*DATASET ROWS*:
########

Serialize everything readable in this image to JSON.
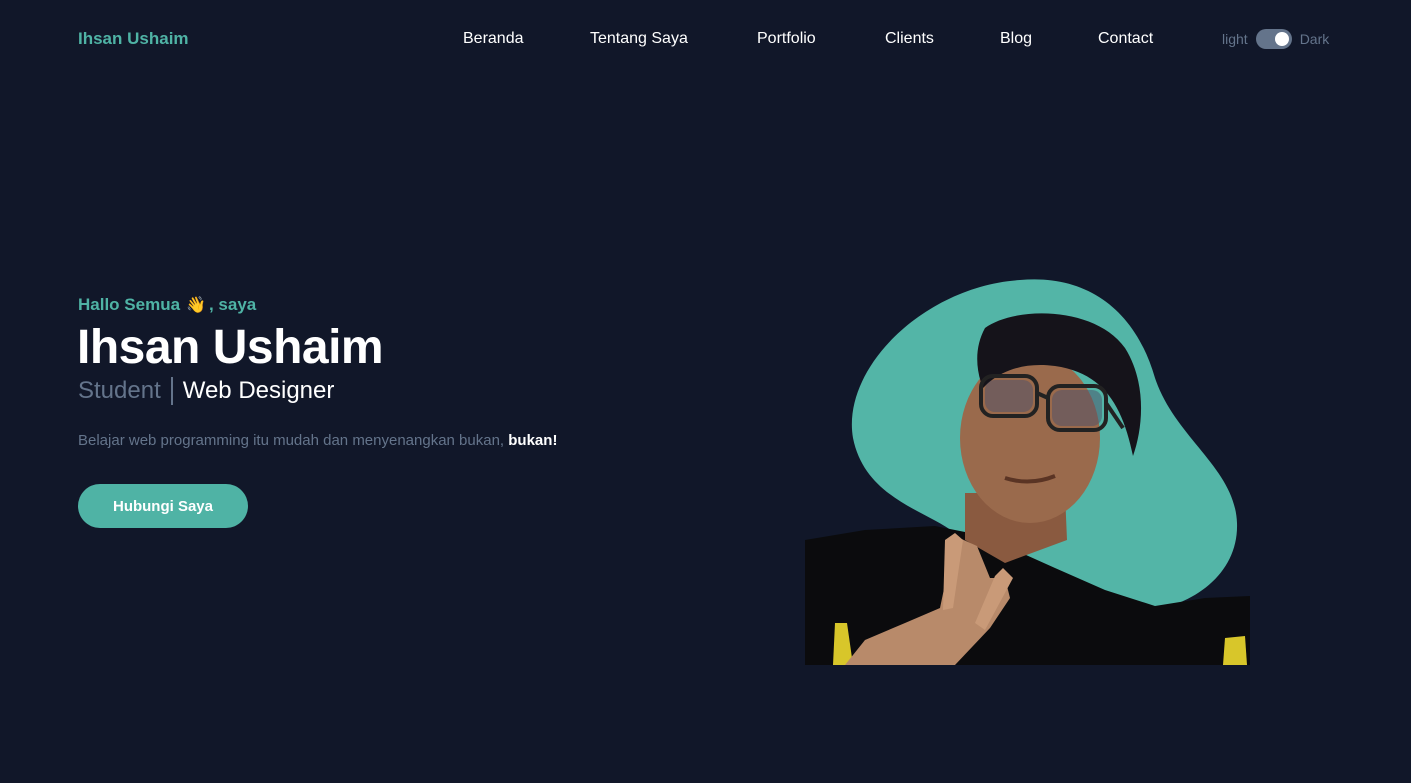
{
  "brand": "Ihsan Ushaim",
  "nav": [
    {
      "label": "Beranda"
    },
    {
      "label": "Tentang Saya"
    },
    {
      "label": "Portfolio"
    },
    {
      "label": "Clients"
    },
    {
      "label": "Blog"
    },
    {
      "label": "Contact"
    }
  ],
  "theme_toggle": {
    "light_label": "light",
    "dark_label": "Dark",
    "state": "dark"
  },
  "hero": {
    "greeting_prefix": "Hallo Semua",
    "greeting_emoji": "👋",
    "greeting_suffix": ", saya",
    "name": "Ihsan Ushaim",
    "role_primary": "Student",
    "role_secondary": "Web Designer",
    "description": "Belajar web programming itu mudah dan menyenangkan bukan,",
    "description_emphasis": "bukan!",
    "cta_label": "Hubungi Saya"
  },
  "colors": {
    "background": "#111729",
    "accent": "#4fb3a5",
    "muted": "#64748b",
    "text": "#ffffff"
  },
  "icons": {
    "greeting": "waving-hand-icon"
  }
}
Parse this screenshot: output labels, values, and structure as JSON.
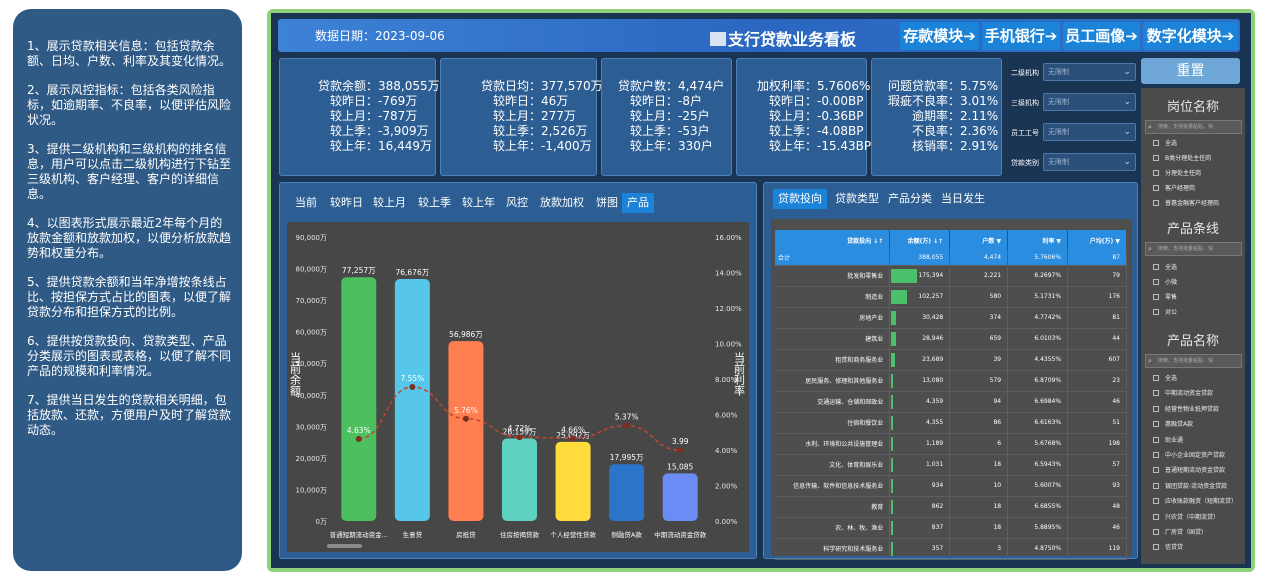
{
  "notes": [
    "1、展示贷款相关信息：包括贷款余额、日均、户数、利率及其变化情况。",
    "2、展示风控指标：包括各类风险指标，如逾期率、不良率，以便评估风险状况。",
    "3、提供二级机构和三级机构的排名信息，用户可以点击二级机构进行下钻至三级机构、客户经理、客户的详细信息。",
    "4、以图表形式展示最近2年每个月的放款金额和放款加权，以便分析放款趋势和权重分布。",
    "5、提供贷款余额和当年净增按条线占比、按担保方式占比的图表，以便了解贷款分布和担保方式的比例。",
    "6、提供按贷款投向、贷款类型、产品分类展示的图表或表格，以便了解不同产品的规模和利率情况。",
    "7、提供当日发生的贷款相关明细，包括放款、还款，方便用户及时了解贷款动态。"
  ],
  "header": {
    "date_label": "数据日期：2023-09-06",
    "title": "支行贷款业务看板",
    "nav": [
      "存款模块",
      "手机银行",
      "员工画像",
      "数字化模块"
    ],
    "nav_arrow": "➔"
  },
  "kpis": [
    {
      "rows": [
        [
          "贷款余额：",
          "388,055万"
        ],
        [
          "较昨日：",
          "-769万"
        ],
        [
          "较上月：",
          "-787万"
        ],
        [
          "较上季：",
          "-3,909万"
        ],
        [
          "较上年：",
          "16,449万"
        ]
      ]
    },
    {
      "rows": [
        [
          "贷款日均：",
          "377,570万"
        ],
        [
          "较昨日：",
          "46万"
        ],
        [
          "较上月：",
          "277万"
        ],
        [
          "较上季：",
          "2,526万"
        ],
        [
          "较上年：",
          "-1,400万"
        ]
      ]
    },
    {
      "rows": [
        [
          "贷款户数：",
          "4,474户"
        ],
        [
          "较昨日：",
          "-8户"
        ],
        [
          "较上月：",
          "-25户"
        ],
        [
          "较上季：",
          "-53户"
        ],
        [
          "较上年：",
          "330户"
        ]
      ]
    },
    {
      "rows": [
        [
          "加权利率：",
          "5.7606%"
        ],
        [
          "较昨日：",
          "-0.00BP"
        ],
        [
          "较上月：",
          "-0.36BP"
        ],
        [
          "较上季：",
          "-4.08BP"
        ],
        [
          "较上年：",
          "-15.43BP"
        ]
      ]
    },
    {
      "rows": [
        [
          "问题贷款率：",
          "5.75%"
        ],
        [
          "瑕疵不良率：",
          "3.01%"
        ],
        [
          "逾期率：",
          "2.11%"
        ],
        [
          "不良率：",
          "2.36%"
        ],
        [
          "核销率：",
          "2.91%"
        ]
      ]
    }
  ],
  "filters": [
    {
      "label": "二级机构",
      "value": "无限制"
    },
    {
      "label": "三级机构",
      "value": "无限制"
    },
    {
      "label": "员工工号",
      "value": "无限制"
    },
    {
      "label": "贷款类别",
      "value": "无限制"
    }
  ],
  "reset_label": "重置",
  "side_sections": [
    {
      "title": "岗位名称",
      "search": "搜索，支持批量粘贴、快",
      "options": [
        "全选",
        "B类分理处主任岗",
        "分理处主任岗",
        "客户经理岗",
        "普惠金融客户经理岗"
      ]
    },
    {
      "title": "产品条线",
      "search": "搜索，支持批量粘贴、快",
      "options": [
        "全选",
        "小微",
        "零售",
        "对公"
      ]
    },
    {
      "title": "产品名称",
      "search": "搜索，支持批量粘贴、快",
      "options": [
        "全选",
        "中期流动资金贷款",
        "经营性物业抵押贷款",
        "惠融贷A款",
        "助业通",
        "中小企业固定资产贷款",
        "普通短期流动资金贷款",
        "银团贷款-流动资金贷款",
        "应收账款融资（短期流贷）",
        "兴农贷（中期流贷）",
        "厂房贷（国贷）",
        "信贷贷"
      ]
    }
  ],
  "chart_tabs": [
    "当前",
    "较昨日",
    "较上月",
    "较上季",
    "较上年",
    "风控",
    "放款加权",
    "饼图",
    "产品"
  ],
  "chart_active_tab": 8,
  "chart_data": {
    "type": "bar",
    "categories": [
      "普通短期流动资金...",
      "生意贷",
      "房抵贷",
      "住房按揭贷款",
      "个人经营性贷款",
      "侧融贷A款",
      "中期流动资金贷款"
    ],
    "series": [
      {
        "type": "bar",
        "values": [
          77257,
          76676,
          56986,
          26159,
          25092,
          17995,
          15085
        ],
        "labels": [
          "77,257万",
          "76,676万",
          "56,986万",
          "26,159万",
          "25,092万",
          "17,995万",
          "15,085"
        ],
        "colors": [
          "#4cbf5f",
          "#56c6ea",
          "#ff7f50",
          "#5fd1c2",
          "#ffdc3c",
          "#2b74c9",
          "#6c8cf5"
        ]
      },
      {
        "type": "line",
        "values": [
          4.63,
          7.55,
          5.76,
          4.72,
          4.66,
          5.37,
          3.99
        ],
        "labels": [
          "4.63%",
          "7.55%",
          "5.76%",
          "4.72%",
          "4.66%",
          "5.37%",
          "3.99"
        ],
        "color": "#c0462f"
      }
    ],
    "ylabel": "当前余额",
    "y2label": "当前利率",
    "ylim": [
      0,
      90000
    ],
    "y2lim": [
      0,
      16
    ],
    "yticks": [
      "0万",
      "10,000万",
      "20,000万",
      "30,000万",
      "40,000万",
      "50,000万",
      "60,000万",
      "70,000万",
      "80,000万",
      "90,000万"
    ],
    "y2ticks": [
      "0.00%",
      "2.00%",
      "4.00%",
      "6.00%",
      "8.00%",
      "10.00%",
      "12.00%",
      "14.00%",
      "16.00%"
    ],
    "grid": false
  },
  "table_tabs": [
    "贷款投向",
    "贷款类型",
    "产品分类",
    "当日发生"
  ],
  "table_active_tab": 0,
  "table": {
    "headers": [
      "贷款投向 ↓↑",
      "余额(万) ↓↑",
      "户数 ▼",
      "利率 ▼",
      "户均(万) ▼"
    ],
    "total": [
      "合计",
      "388,055",
      "4,474",
      "5.7606%",
      "87"
    ],
    "max_amount": 388055,
    "rows": [
      {
        "name": "批发和零售业",
        "amount": "175,394",
        "amount_value": 175394,
        "count": "2,221",
        "rate": "6.2697%",
        "avg": "79"
      },
      {
        "name": "制造业",
        "amount": "102,257",
        "amount_value": 102257,
        "count": "580",
        "rate": "5.1731%",
        "avg": "176"
      },
      {
        "name": "房地产业",
        "amount": "30,428",
        "amount_value": 30428,
        "count": "374",
        "rate": "4.7742%",
        "avg": "81"
      },
      {
        "name": "建筑业",
        "amount": "28,946",
        "amount_value": 28946,
        "count": "659",
        "rate": "6.0103%",
        "avg": "44"
      },
      {
        "name": "租赁和商务服务业",
        "amount": "23,689",
        "amount_value": 23689,
        "count": "39",
        "rate": "4.4355%",
        "avg": "607"
      },
      {
        "name": "居民服务、修理和其他服务业",
        "amount": "13,080",
        "amount_value": 13080,
        "count": "579",
        "rate": "6.8709%",
        "avg": "23"
      },
      {
        "name": "交通运输、仓储和邮政业",
        "amount": "4,359",
        "amount_value": 4359,
        "count": "94",
        "rate": "6.6984%",
        "avg": "46"
      },
      {
        "name": "住宿和餐饮业",
        "amount": "4,355",
        "amount_value": 4355,
        "count": "86",
        "rate": "6.6163%",
        "avg": "51"
      },
      {
        "name": "水利、环境和公共设施管理业",
        "amount": "1,189",
        "amount_value": 1189,
        "count": "6",
        "rate": "5.6768%",
        "avg": "198"
      },
      {
        "name": "文化、体育和娱乐业",
        "amount": "1,031",
        "amount_value": 1031,
        "count": "18",
        "rate": "6.5943%",
        "avg": "57"
      },
      {
        "name": "信息传输、软件和信息技术服务业",
        "amount": "934",
        "amount_value": 934,
        "count": "10",
        "rate": "5.6007%",
        "avg": "93"
      },
      {
        "name": "教育",
        "amount": "862",
        "amount_value": 862,
        "count": "18",
        "rate": "6.6855%",
        "avg": "48"
      },
      {
        "name": "农、林、牧、渔业",
        "amount": "837",
        "amount_value": 837,
        "count": "18",
        "rate": "5.8895%",
        "avg": "46"
      },
      {
        "name": "科学研究和技术服务业",
        "amount": "357",
        "amount_value": 357,
        "count": "3",
        "rate": "4.8750%",
        "avg": "119"
      }
    ]
  }
}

########

*WHAT YOU HAVE TO DO*:
From the material, report only how many lines include the word "JSON".

*FINAL RESULT*:
2